# Sweet & Sour Sauce Recipe



## tjohnson (Nov 18, 2012)

I've been messing with a few sweet and sour sauce recipes, and this is what I finally came up with.

It's great "As Is", or use it as a base for my Tiger Sauce Copycat Recipe.

Tastes Fantastic!

Enjoy!

Todd

*Sweet & Sour Sauce*

Recipe Makes 1 Cup

 
Sugar

1/2 Cup

White Vinegar

1/2 Cup

Pineapple Juice - Frozen Concentrate

1/3 Cup

Worcestershire Sauce

1 TBSP

Ketchup

2 TBSP

Maraschino Cherry Juice

1 TBSP

Minced or Grated Fresh Ginger Root

2 TSP

Minced Fresh Garlic or Garlic Powder

1/2 TSP

Oil

1 TBSP

Corn Starch

1 TBSP

Water

2 TBSP

*Directions:*

Pour oil, minced ginger and minced garlic into the sauce pan

Heat until you can smell the ginger, but do not allow ginger and garlic to brown. 

Remove pan from heat.

Add Sugar, pineapple juice, vinegar, Worcestershire sauce, ketchup and maraschino cherry juice to the pan.

Simmer for about 10 minutes on low heat

Add corn starch to water and stir until completely dissolved

Turn burner up to medium/high heat and slowly add corn starch, while stirring mixture.

Keep stirring until mixture thickens.  The longer you boil, the thicker the mix.

Take pan off burner and allow mix to cool

*Substitutions:*

You can substitute ground ginger for the minced ginger root, and garlic powder for the minced garlic

All the ingredients needed for making a great Sweet and Sour Sauce













DSCF5350.JPG



__ tjohnson
__ Nov 18, 2012






All the ingredients are brought to a gentle boil to thicken













DSCF5343.JPG



__ tjohnson
__ Nov 18, 2012






Done boiling and thickened up nicely













DSCF5346.JPG



__ tjohnson
__ Nov 18, 2012


----------



## bmudd14474 (Nov 18, 2012)

#### [Brief 1]
Recast every line of the records below as a JSON list of strings, one string per line, skipping blank lines and leaving the pictures out of the answer.

#### [Data for this task]
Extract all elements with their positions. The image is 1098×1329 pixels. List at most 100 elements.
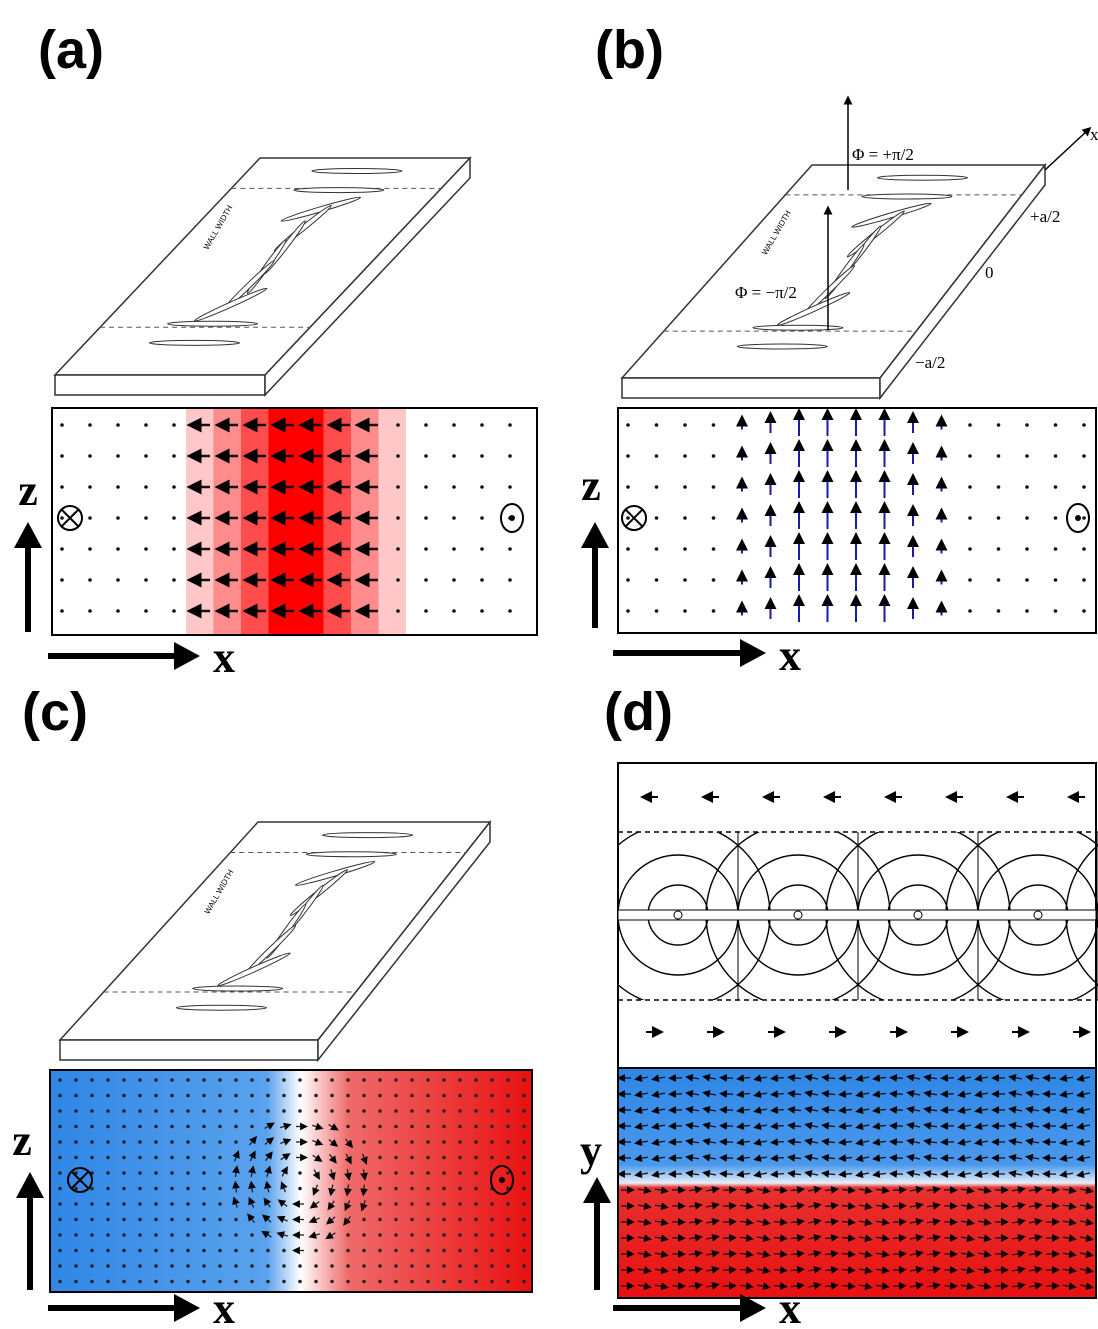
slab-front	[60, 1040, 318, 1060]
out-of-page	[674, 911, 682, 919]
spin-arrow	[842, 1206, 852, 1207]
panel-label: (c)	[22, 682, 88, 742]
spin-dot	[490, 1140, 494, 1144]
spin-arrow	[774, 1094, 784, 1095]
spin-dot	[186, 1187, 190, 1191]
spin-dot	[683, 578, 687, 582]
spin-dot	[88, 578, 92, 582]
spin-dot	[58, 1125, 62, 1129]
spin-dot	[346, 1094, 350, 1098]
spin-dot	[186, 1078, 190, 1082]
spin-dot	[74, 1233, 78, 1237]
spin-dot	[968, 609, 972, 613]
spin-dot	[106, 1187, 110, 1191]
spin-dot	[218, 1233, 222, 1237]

#### [Brief 2]
Decide whether each statement agrees with the sweet and sour sauce recipe, answering yes or no and quoting the deciding words: (a) The recipe yields one cup of sauce. (b) The ginger and garlic should be heated until they brown. (c) Ground ginger may replace the minced ginger root.

#### [Result 1]
[
  "Extract all elements with their positions. The image is 1098×1329 pixels. List at most 100 elements.",
  "slab-front\t[60, 1040, 318, 1060]",
  "out-of-page\t[674, 911, 682, 919]",
  "spin-arrow\t[842, 1206, 852, 1207]",
  "panel-label: (c)\t[22, 682, 88, 742]",
  "spin-dot\t[490, 1140, 494, 1144]",
  "spin-arrow\t[774, 1094, 784, 1095]",
  "spin-dot\t[186, 1187, 190, 1191]",
  "spin-dot\t[683, 578, 687, 582]",
  "spin-dot\t[88, 578, 92, 582]",
  "spin-dot\t[58, 1125, 62, 1129]",
  "spin-dot\t[346, 1094, 350, 1098]",
  "spin-dot\t[186, 1078, 190, 1082]",
  "spin-dot\t[74, 1233, 78, 1237]",
  "spin-dot\t[968, 609, 972, 613]",
  "spin-dot\t[106, 1187, 110, 1191]",
  "spin-dot\t[218, 1233, 222, 1237]"
]

#### [Result 2]
(a) Yes: "Recipe Makes 1 Cup"
(b) No: "do not allow ginger and garlic to brown."
(c) Yes: "You can substitute ground ginger for the minced ginger root"